● **What is being asked**
Give the material again in full, matching it exactly.

•••••

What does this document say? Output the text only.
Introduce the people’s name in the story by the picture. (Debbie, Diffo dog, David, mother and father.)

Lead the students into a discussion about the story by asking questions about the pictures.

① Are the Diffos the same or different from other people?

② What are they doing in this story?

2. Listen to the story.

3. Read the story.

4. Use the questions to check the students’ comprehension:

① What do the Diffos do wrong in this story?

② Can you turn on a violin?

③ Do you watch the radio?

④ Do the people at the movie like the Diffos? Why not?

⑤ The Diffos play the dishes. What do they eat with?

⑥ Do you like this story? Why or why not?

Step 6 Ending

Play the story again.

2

•••••

● **Full solution**
What does this document say? Output the text only.
Introduce the people’s name in the story by the picture. (Debbie, Diffo dog, David, mother and father.)

Lead the students into a discussion about the story by asking questions about the pictures.

① Are the Diffos the same or different from other people?

② What are they doing in this story?

2. Listen to the story.

3. Read the story.

4. Use the questions to check the students’ comprehension:

① What do the Diffos do wrong in this story?

② Can you turn on a violin?

③ Do you watch the radio?

④ Do the people at the movie like the Diffos? Why not?

⑤ The Diffos play the dishes. What do they eat with?

⑥ Do you like this story? Why or why not?

Step 6 Ending

Play the story again.

2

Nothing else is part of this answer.